(Collected data)
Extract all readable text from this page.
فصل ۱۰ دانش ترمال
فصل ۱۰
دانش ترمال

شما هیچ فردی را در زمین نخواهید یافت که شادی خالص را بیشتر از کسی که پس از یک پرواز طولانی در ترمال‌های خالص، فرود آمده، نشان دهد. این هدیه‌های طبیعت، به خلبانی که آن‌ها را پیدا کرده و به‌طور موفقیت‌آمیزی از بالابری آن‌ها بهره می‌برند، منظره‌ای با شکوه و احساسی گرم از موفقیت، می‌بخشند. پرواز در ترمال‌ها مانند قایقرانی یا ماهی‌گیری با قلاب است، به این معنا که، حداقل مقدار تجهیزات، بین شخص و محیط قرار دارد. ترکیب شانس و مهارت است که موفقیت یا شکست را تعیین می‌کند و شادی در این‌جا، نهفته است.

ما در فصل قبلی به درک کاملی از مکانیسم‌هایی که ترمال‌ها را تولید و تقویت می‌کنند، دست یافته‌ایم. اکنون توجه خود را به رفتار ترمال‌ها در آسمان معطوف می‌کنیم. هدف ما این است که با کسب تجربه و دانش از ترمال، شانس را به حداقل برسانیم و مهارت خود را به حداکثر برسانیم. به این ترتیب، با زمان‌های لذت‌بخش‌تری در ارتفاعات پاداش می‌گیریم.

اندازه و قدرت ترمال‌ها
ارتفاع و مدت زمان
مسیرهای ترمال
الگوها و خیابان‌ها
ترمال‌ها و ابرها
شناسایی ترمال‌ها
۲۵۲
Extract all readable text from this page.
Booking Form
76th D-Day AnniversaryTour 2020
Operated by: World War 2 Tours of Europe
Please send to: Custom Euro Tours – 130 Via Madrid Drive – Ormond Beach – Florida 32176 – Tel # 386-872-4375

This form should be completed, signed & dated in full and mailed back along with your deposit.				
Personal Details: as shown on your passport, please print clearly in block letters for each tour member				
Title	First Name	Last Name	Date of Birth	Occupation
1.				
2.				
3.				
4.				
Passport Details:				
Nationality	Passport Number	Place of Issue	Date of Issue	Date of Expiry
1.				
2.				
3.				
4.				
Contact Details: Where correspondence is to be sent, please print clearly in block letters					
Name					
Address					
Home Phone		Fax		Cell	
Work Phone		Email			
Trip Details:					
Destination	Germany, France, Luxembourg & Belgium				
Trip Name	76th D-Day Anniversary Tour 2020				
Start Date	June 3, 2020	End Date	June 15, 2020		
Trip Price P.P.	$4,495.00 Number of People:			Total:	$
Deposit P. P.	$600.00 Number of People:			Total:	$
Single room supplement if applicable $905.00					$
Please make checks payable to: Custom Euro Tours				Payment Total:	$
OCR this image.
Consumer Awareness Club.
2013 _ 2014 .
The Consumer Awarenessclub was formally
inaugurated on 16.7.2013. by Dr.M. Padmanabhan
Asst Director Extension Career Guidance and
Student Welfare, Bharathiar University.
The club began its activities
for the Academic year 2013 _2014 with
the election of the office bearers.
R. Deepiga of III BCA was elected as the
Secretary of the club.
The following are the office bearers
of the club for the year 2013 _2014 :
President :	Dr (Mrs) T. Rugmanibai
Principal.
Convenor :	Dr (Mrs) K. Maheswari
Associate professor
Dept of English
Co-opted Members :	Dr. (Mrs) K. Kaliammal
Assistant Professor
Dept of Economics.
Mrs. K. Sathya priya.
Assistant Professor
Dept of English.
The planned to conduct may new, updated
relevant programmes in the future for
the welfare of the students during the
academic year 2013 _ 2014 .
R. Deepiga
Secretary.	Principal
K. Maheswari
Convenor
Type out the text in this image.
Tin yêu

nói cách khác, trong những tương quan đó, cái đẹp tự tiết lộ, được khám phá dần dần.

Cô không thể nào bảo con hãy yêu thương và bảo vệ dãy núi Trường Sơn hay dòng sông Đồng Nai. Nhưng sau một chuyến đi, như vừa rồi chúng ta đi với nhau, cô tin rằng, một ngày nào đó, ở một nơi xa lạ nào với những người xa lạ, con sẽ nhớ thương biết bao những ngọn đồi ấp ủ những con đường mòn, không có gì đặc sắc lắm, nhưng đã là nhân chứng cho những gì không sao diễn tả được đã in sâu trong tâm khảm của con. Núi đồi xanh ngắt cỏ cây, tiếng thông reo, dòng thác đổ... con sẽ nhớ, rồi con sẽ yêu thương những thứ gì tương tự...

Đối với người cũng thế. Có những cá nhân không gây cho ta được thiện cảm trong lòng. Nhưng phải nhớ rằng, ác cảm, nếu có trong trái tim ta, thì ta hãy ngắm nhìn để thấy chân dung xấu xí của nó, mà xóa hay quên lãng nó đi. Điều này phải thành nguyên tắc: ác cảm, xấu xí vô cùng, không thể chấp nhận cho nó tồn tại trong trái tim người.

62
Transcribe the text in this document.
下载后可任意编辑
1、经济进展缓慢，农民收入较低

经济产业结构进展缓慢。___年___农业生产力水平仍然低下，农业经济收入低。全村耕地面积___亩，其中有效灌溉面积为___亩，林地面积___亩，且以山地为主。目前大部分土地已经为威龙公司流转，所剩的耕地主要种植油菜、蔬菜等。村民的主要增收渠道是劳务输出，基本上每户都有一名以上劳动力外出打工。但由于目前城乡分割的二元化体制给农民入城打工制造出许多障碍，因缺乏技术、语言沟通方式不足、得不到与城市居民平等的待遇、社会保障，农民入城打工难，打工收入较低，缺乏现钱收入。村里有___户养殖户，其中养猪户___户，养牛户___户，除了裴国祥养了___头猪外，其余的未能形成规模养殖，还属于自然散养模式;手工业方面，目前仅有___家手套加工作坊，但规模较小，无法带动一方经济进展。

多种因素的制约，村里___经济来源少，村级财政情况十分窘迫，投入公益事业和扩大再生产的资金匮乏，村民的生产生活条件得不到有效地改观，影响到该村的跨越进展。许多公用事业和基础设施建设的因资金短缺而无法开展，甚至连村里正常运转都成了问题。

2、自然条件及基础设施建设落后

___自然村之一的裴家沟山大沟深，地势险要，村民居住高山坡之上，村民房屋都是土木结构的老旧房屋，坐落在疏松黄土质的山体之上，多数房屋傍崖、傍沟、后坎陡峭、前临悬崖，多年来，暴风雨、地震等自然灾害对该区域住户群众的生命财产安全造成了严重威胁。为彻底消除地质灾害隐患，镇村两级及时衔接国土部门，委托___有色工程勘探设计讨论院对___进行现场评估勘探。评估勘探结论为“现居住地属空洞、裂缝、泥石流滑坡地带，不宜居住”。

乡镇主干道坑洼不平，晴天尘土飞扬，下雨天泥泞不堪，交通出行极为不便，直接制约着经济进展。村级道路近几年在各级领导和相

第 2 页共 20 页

- _SET EXERCISE_
Write out every record shown above, word for word.

- _THE OUTPUT_
Extract all readable text from this page.
فصل ۱۰ دانش ترمال
فصل ۱۰
دانش ترمال

شما هیچ فردی را در زمین نخواهید یافت که شادی خالص را بیشتر از کسی که پس از یک پرواز طولانی در ترمال‌های خالص، فرود آمده، نشان دهد. این هدیه‌های طبیعت، به خلبانی که آن‌ها را پیدا کرده و به‌طور موفقیت‌آمیزی از بالابری آن‌ها بهره می‌برند، منظره‌ای با شکوه و احساسی گرم از موفقیت، می‌بخشند. پرواز در ترمال‌ها مانند قایقرانی یا ماهی‌گیری با قلاب است، به این معنا که، حداقل مقدار تجهیزات، بین شخص و محیط قرار دارد. ترکیب شانس و مهارت است که موفقیت یا شکست را تعیین می‌کند و شادی در این‌جا، نهفته است.

ما در فصل قبلی به درک کاملی از مکانیسم‌هایی که ترمال‌ها را تولید و تقویت می‌کنند، دست یافته‌ایم. اکنون توجه خود را به رفتار ترمال‌ها در آسمان معطوف می‌کنیم. هدف ما این است که با کسب تجربه و دانش از ترمال، شانس را به حداقل برسانیم و مهارت خود را به حداکثر برسانیم. به این ترتیب، با زمان‌های لذت‌بخش‌تری در ارتفاعات پاداش می‌گیریم.

اندازه و قدرت ترمال‌ها
ارتفاع و مدت زمان
مسیرهای ترمال
الگوها و خیابان‌ها
ترمال‌ها و ابرها
شناسایی ترمال‌ها
۲۵۲
Extract all readable text from this page.
Booking Form
76th D-Day AnniversaryTour 2020
Operated by: World War 2 Tours of Europe
Please send to: Custom Euro Tours – 130 Via Madrid Drive – Ormond Beach – Florida 32176 – Tel # 386-872-4375

This form should be completed, signed & dated in full and mailed back along with your deposit.				
Personal Details: as shown on your passport, please print clearly in block letters for each tour member				
Title	First Name	Last Name	Date of Birth	Occupation
1.				
2.				
3.				
4.				
Passport Details:				
Nationality	Passport Number	Place of Issue	Date of Issue	Date of Expiry
1.				
2.				
3.				
4.				
Contact Details: Where correspondence is to be sent, please print clearly in block letters					
Name					
Address					
Home Phone		Fax		Cell	
Work Phone		Email			
Trip Details:					
Destination	Germany, France, Luxembourg & Belgium				
Trip Name	76th D-Day Anniversary Tour 2020				
Start Date	June 3, 2020	End Date	June 15, 2020		
Trip Price P.P.	$4,495.00 Number of People:			Total:	$
Deposit P. P.	$600.00 Number of People:			Total:	$
Single room supplement if applicable $905.00					$
Please make checks payable to: Custom Euro Tours				Payment Total:	$
OCR this image.
Consumer Awareness Club.
2013 _ 2014 .
The Consumer Awarenessclub was formally
inaugurated on 16.7.2013. by Dr.M. Padmanabhan
Asst Director Extension Career Guidance and
Student Welfare, Bharathiar University.
The club began its activities
for the Academic year 2013 _2014 with
the election of the office bearers.
R. Deepiga of III BCA was elected as the
Secretary of the club.
The following are the office bearers
of the club for the year 2013 _2014 :
President :	Dr (Mrs) T. Rugmanibai
Principal.
Convenor :	Dr (Mrs) K. Maheswari
Associate professor
Dept of English
Co-opted Members :	Dr. (Mrs) K. Kaliammal
Assistant Professor
Dept of Economics.
Mrs. K. Sathya priya.
Assistant Professor
Dept of English.
The planned to conduct may new, updated
relevant programmes in the future for
the welfare of the students during the
academic year 2013 _ 2014 .
R. Deepiga
Secretary.	Principal
K. Maheswari
Convenor
Type out the text in this image.
Tin yêu

nói cách khác, trong những tương quan đó, cái đẹp tự tiết lộ, được khám phá dần dần.

Cô không thể nào bảo con hãy yêu thương và bảo vệ dãy núi Trường Sơn hay dòng sông Đồng Nai. Nhưng sau một chuyến đi, như vừa rồi chúng ta đi với nhau, cô tin rằng, một ngày nào đó, ở một nơi xa lạ nào với những người xa lạ, con sẽ nhớ thương biết bao những ngọn đồi ấp ủ những con đường mòn, không có gì đặc sắc lắm, nhưng đã là nhân chứng cho những gì không sao diễn tả được đã in sâu trong tâm khảm của con. Núi đồi xanh ngắt cỏ cây, tiếng thông reo, dòng thác đổ... con sẽ nhớ, rồi con sẽ yêu thương những thứ gì tương tự...

Đối với người cũng thế. Có những cá nhân không gây cho ta được thiện cảm trong lòng. Nhưng phải nhớ rằng, ác cảm, nếu có trong trái tim ta, thì ta hãy ngắm nhìn để thấy chân dung xấu xí của nó, mà xóa hay quên lãng nó đi. Điều này phải thành nguyên tắc: ác cảm, xấu xí vô cùng, không thể chấp nhận cho nó tồn tại trong trái tim người.

62
Transcribe the text in this document.
下载后可任意编辑
1、经济进展缓慢，农民收入较低

经济产业结构进展缓慢。___年___农业生产力水平仍然低下，农业经济收入低。全村耕地面积___亩，其中有效灌溉面积为___亩，林地面积___亩，且以山地为主。目前大部分土地已经为威龙公司流转，所剩的耕地主要种植油菜、蔬菜等。村民的主要增收渠道是劳务输出，基本上每户都有一名以上劳动力外出打工。但由于目前城乡分割的二元化体制给农民入城打工制造出许多障碍，因缺乏技术、语言沟通方式不足、得不到与城市居民平等的待遇、社会保障，农民入城打工难，打工收入较低，缺乏现钱收入。村里有___户养殖户，其中养猪户___户，养牛户___户，除了裴国祥养了___头猪外，其余的未能形成规模养殖，还属于自然散养模式;手工业方面，目前仅有___家手套加工作坊，但规模较小，无法带动一方经济进展。

多种因素的制约，村里___经济来源少，村级财政情况十分窘迫，投入公益事业和扩大再生产的资金匮乏，村民的生产生活条件得不到有效地改观，影响到该村的跨越进展。许多公用事业和基础设施建设的因资金短缺而无法开展，甚至连村里正常运转都成了问题。

2、自然条件及基础设施建设落后

___自然村之一的裴家沟山大沟深，地势险要，村民居住高山坡之上，村民房屋都是土木结构的老旧房屋，坐落在疏松黄土质的山体之上，多数房屋傍崖、傍沟、后坎陡峭、前临悬崖，多年来，暴风雨、地震等自然灾害对该区域住户群众的生命财产安全造成了严重威胁。为彻底消除地质灾害隐患，镇村两级及时衔接国土部门，委托___有色工程勘探设计讨论院对___进行现场评估勘探。评估勘探结论为“现居住地属空洞、裂缝、泥石流滑坡地带，不宜居住”。

乡镇主干道坑洼不平，晴天尘土飞扬，下雨天泥泞不堪，交通出行极为不便，直接制约着经济进展。村级道路近几年在各级领导和相

第 2 页共 20 页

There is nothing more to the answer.